[Dataset records]
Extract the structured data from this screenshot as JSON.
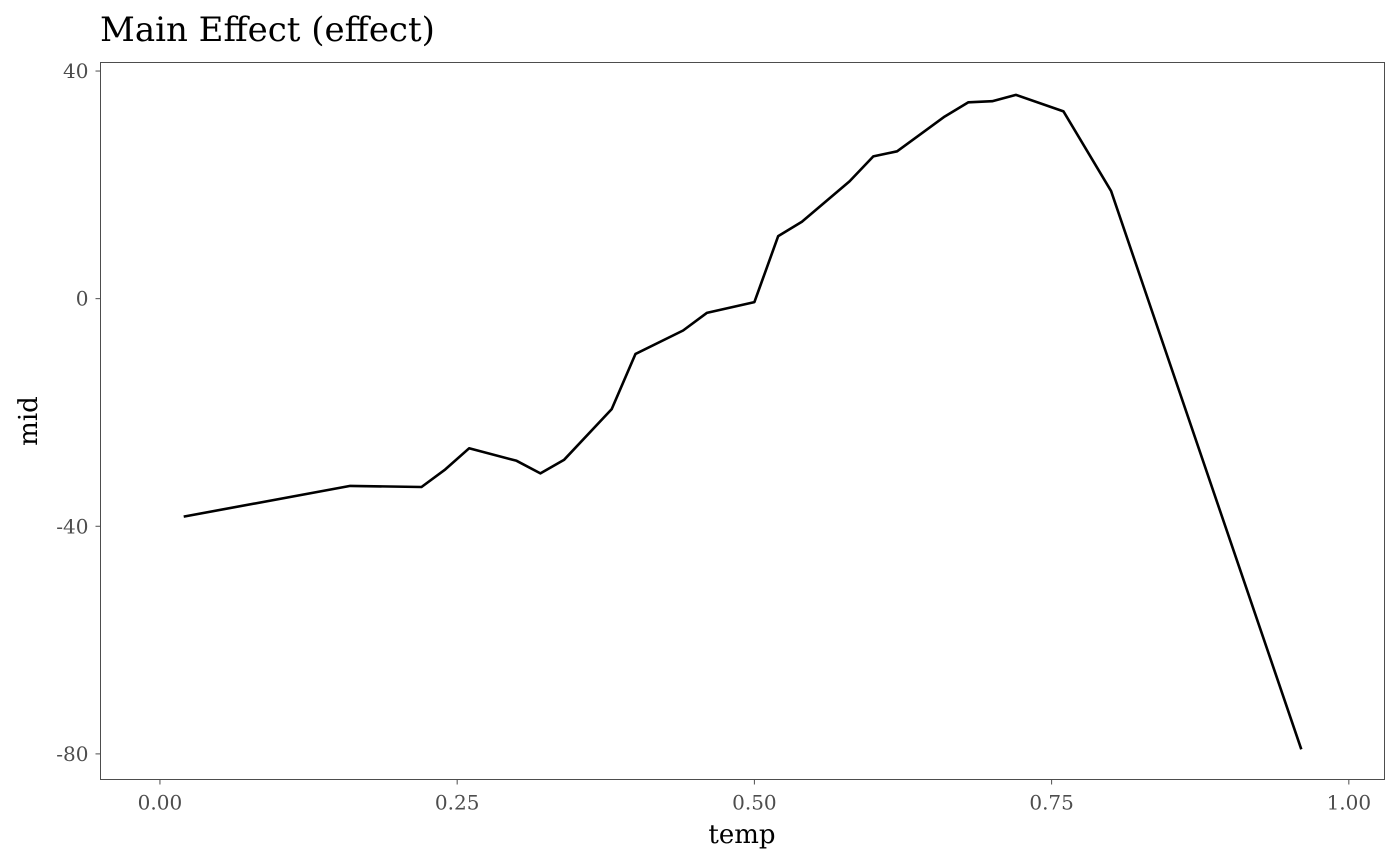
{
  "chart_data": {
    "type": "line",
    "title": "Main Effect (effect)",
    "xlabel": "temp",
    "ylabel": "mid",
    "xlim": [
      -0.05,
      1.03
    ],
    "ylim": [
      -84.5,
      41.5
    ],
    "x_ticks": [
      0.0,
      0.25,
      0.5,
      0.75,
      1.0
    ],
    "x_tick_labels": [
      "0.00",
      "0.25",
      "0.50",
      "0.75",
      "1.00"
    ],
    "y_ticks": [
      40,
      0,
      -40,
      -80
    ],
    "y_tick_labels": [
      "40",
      "0",
      "-40",
      "-80"
    ],
    "grid": false,
    "legend": "none",
    "line_color": "#000000",
    "series": [
      {
        "x": [
          0.02,
          0.16,
          0.22,
          0.24,
          0.26,
          0.3,
          0.32,
          0.34,
          0.38,
          0.4,
          0.44,
          0.46,
          0.5,
          0.52,
          0.54,
          0.58,
          0.6,
          0.62,
          0.66,
          0.68,
          0.7,
          0.72,
          0.76,
          0.8,
          0.96
        ],
        "values": [
          -38.3,
          -32.9,
          -33.1,
          -30.0,
          -26.3,
          -28.5,
          -30.7,
          -28.3,
          -19.4,
          -9.7,
          -5.6,
          -2.5,
          -0.6,
          11.0,
          13.5,
          20.6,
          25.0,
          25.9,
          32.0,
          34.5,
          34.7,
          35.8,
          32.9,
          18.9,
          -79.2
        ]
      }
    ]
  }
}
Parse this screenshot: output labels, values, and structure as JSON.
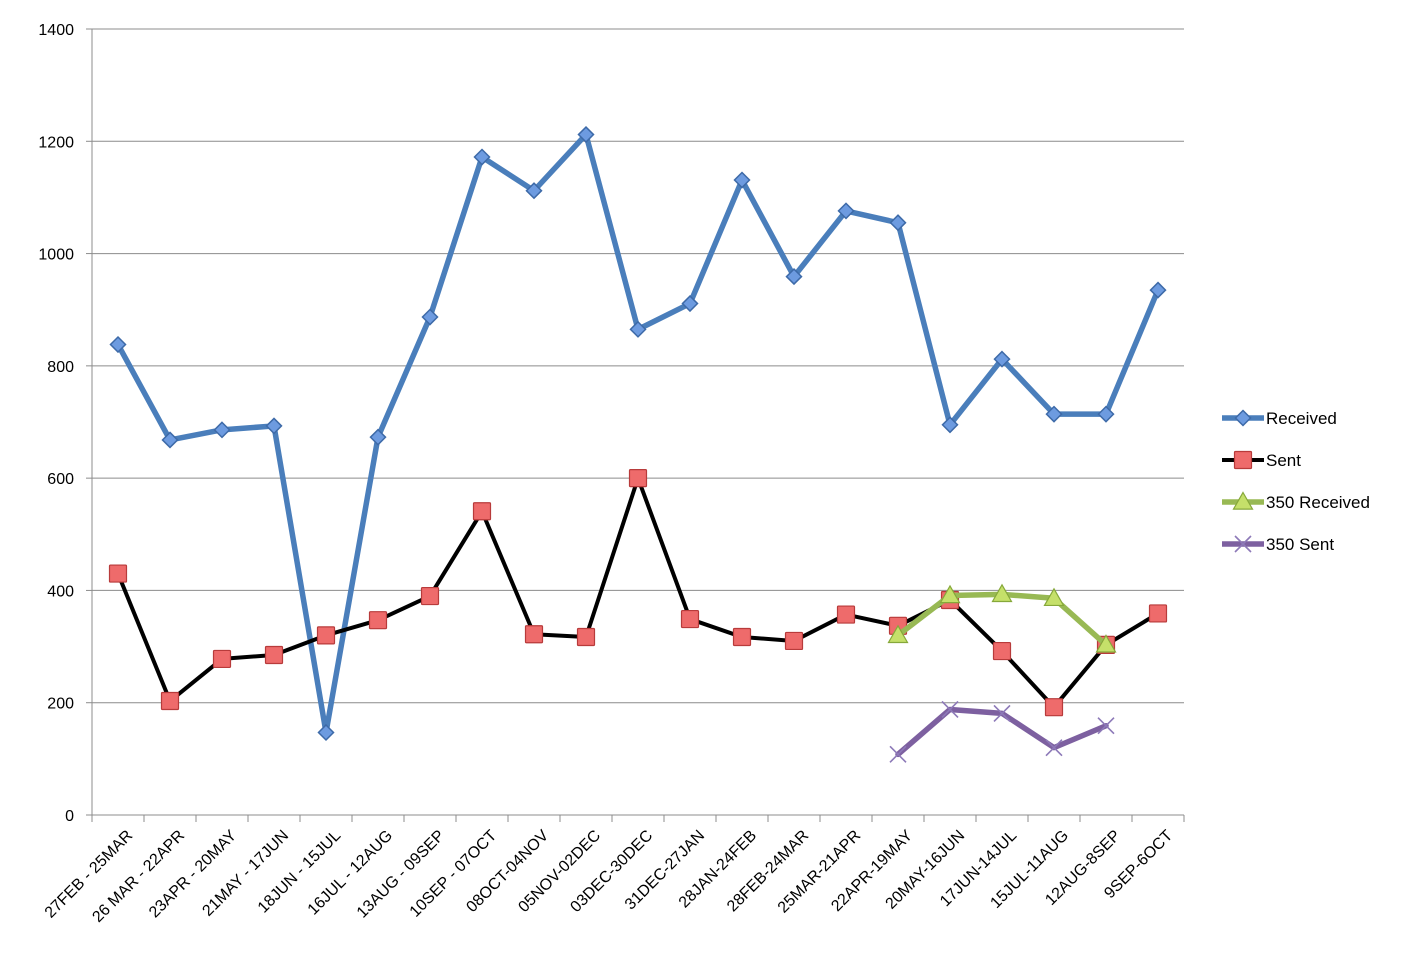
{
  "chart_data": {
    "type": "line",
    "title": "",
    "xlabel": "",
    "ylabel": "",
    "ylim": [
      0,
      1400
    ],
    "yticks": [
      0,
      200,
      400,
      600,
      800,
      1000,
      1200,
      1400
    ],
    "grid": "horizontal",
    "legend_position": "right",
    "categories": [
      "27FEB - 25MAR",
      "26 MAR - 22APR",
      "23APR - 20MAY",
      "21MAY - 17JUN",
      "18JUN - 15JUL",
      "16JUL - 12AUG",
      "13AUG - 09SEP",
      "10SEP - 07OCT",
      "08OCT-04NOV",
      "05NOV-02DEC",
      "03DEC-30DEC",
      "31DEC-27JAN",
      "28JAN-24FEB",
      "28FEB-24MAR",
      "25MAR-21APR",
      "22APR-19MAY",
      "20MAY-16JUN",
      "17JUN-14JUL",
      "15JUL-11AUG",
      "12AUG-8SEP",
      "9SEP-6OCT"
    ],
    "series": [
      {
        "name": "Received",
        "color": "#4a7ebb",
        "marker": "diamond",
        "values": [
          838,
          668,
          686,
          693,
          147,
          673,
          887,
          1172,
          1112,
          1212,
          865,
          911,
          1131,
          959,
          1076,
          1055,
          695,
          812,
          714,
          714,
          935
        ]
      },
      {
        "name": "Sent",
        "color": "#000000",
        "marker": "square",
        "values": [
          430,
          203,
          278,
          285,
          320,
          347,
          390,
          541,
          322,
          317,
          600,
          349,
          317,
          310,
          357,
          337,
          383,
          292,
          192,
          303,
          359
        ]
      },
      {
        "name": "350 Received",
        "color": "#98b954",
        "marker": "triangle",
        "values": [
          null,
          null,
          null,
          null,
          null,
          null,
          null,
          null,
          null,
          null,
          null,
          null,
          null,
          null,
          null,
          320,
          391,
          393,
          386,
          303,
          null
        ]
      },
      {
        "name": "350 Sent",
        "color": "#7d60a0",
        "marker": "x",
        "values": [
          null,
          null,
          null,
          null,
          null,
          null,
          null,
          null,
          null,
          null,
          null,
          null,
          null,
          null,
          null,
          108,
          188,
          181,
          120,
          159,
          null
        ]
      }
    ]
  }
}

### Written request
Leave out the pictures and transcribe everything else exactly.

### Finished task
Extract the structured data from this screenshot as JSON.
{
  "chart_data": {
    "type": "line",
    "title": "Main Effect (effect)",
    "xlabel": "temp",
    "ylabel": "mid",
    "xlim": [
      -0.05,
      1.03
    ],
    "ylim": [
      -84.5,
      41.5
    ],
    "x_ticks": [
      0.0,
      0.25,
      0.5,
      0.75,
      1.0
    ],
    "x_tick_labels": [
      "0.00",
      "0.25",
      "0.50",
      "0.75",
      "1.00"
    ],
    "y_ticks": [
      40,
      0,
      -40,
      -80
    ],
    "y_tick_labels": [
      "40",
      "0",
      "-40",
      "-80"
    ],
    "grid": false,
    "legend": "none",
    "line_color": "#000000",
    "series": [
      {
        "x": [
          0.02,
          0.16,
          0.22,
          0.24,
          0.26,
          0.3,
          0.32,
          0.34,
          0.38,
          0.4,
          0.44,
          0.46,
          0.5,
          0.52,
          0.54,
          0.58,
          0.6,
          0.62,
          0.66,
          0.68,
          0.7,
          0.72,
          0.76,
          0.8,
          0.96
        ],
        "values": [
          -38.3,
          -32.9,
          -33.1,
          -30.0,
          -26.3,
          -28.5,
          -30.7,
          -28.3,
          -19.4,
          -9.7,
          -5.6,
          -2.5,
          -0.6,
          11.0,
          13.5,
          20.6,
          25.0,
          25.9,
          32.0,
          34.5,
          34.7,
          35.8,
          32.9,
          18.9,
          -79.2
        ]
      }
    ]
  }
}
Parse this screenshot: output labels, values, and structure as JSON.
{
  "chart_data": {
    "type": "line",
    "title": "",
    "xlabel": "",
    "ylabel": "",
    "ylim": [
      0,
      1400
    ],
    "yticks": [
      0,
      200,
      400,
      600,
      800,
      1000,
      1200,
      1400
    ],
    "grid": "horizontal",
    "legend_position": "right",
    "categories": [
      "27FEB - 25MAR",
      "26 MAR - 22APR",
      "23APR - 20MAY",
      "21MAY - 17JUN",
      "18JUN - 15JUL",
      "16JUL - 12AUG",
      "13AUG - 09SEP",
      "10SEP - 07OCT",
      "08OCT-04NOV",
      "05NOV-02DEC",
      "03DEC-30DEC",
      "31DEC-27JAN",
      "28JAN-24FEB",
      "28FEB-24MAR",
      "25MAR-21APR",
      "22APR-19MAY",
      "20MAY-16JUN",
      "17JUN-14JUL",
      "15JUL-11AUG",
      "12AUG-8SEP",
      "9SEP-6OCT"
    ],
    "series": [
      {
        "name": "Received",
        "color": "#4a7ebb",
        "marker": "diamond",
        "values": [
          838,
          668,
          686,
          693,
          147,
          673,
          887,
          1172,
          1112,
          1212,
          865,
          911,
          1131,
          959,
          1076,
          1055,
          695,
          812,
          714,
          714,
          935
        ]
      },
      {
        "name": "Sent",
        "color": "#000000",
        "marker": "square",
        "values": [
          430,
          203,
          278,
          285,
          320,
          347,
          390,
          541,
          322,
          317,
          600,
          349,
          317,
          310,
          357,
          337,
          383,
          292,
          192,
          303,
          359
        ]
      },
      {
        "name": "350 Received",
        "color": "#98b954",
        "marker": "triangle",
        "values": [
          null,
          null,
          null,
          null,
          null,
          null,
          null,
          null,
          null,
          null,
          null,
          null,
          null,
          null,
          null,
          320,
          391,
          393,
          386,
          303,
          null
        ]
      },
      {
        "name": "350 Sent",
        "color": "#7d60a0",
        "marker": "x",
        "values": [
          null,
          null,
          null,
          null,
          null,
          null,
          null,
          null,
          null,
          null,
          null,
          null,
          null,
          null,
          null,
          108,
          188,
          181,
          120,
          159,
          null
        ]
      }
    ]
  }
}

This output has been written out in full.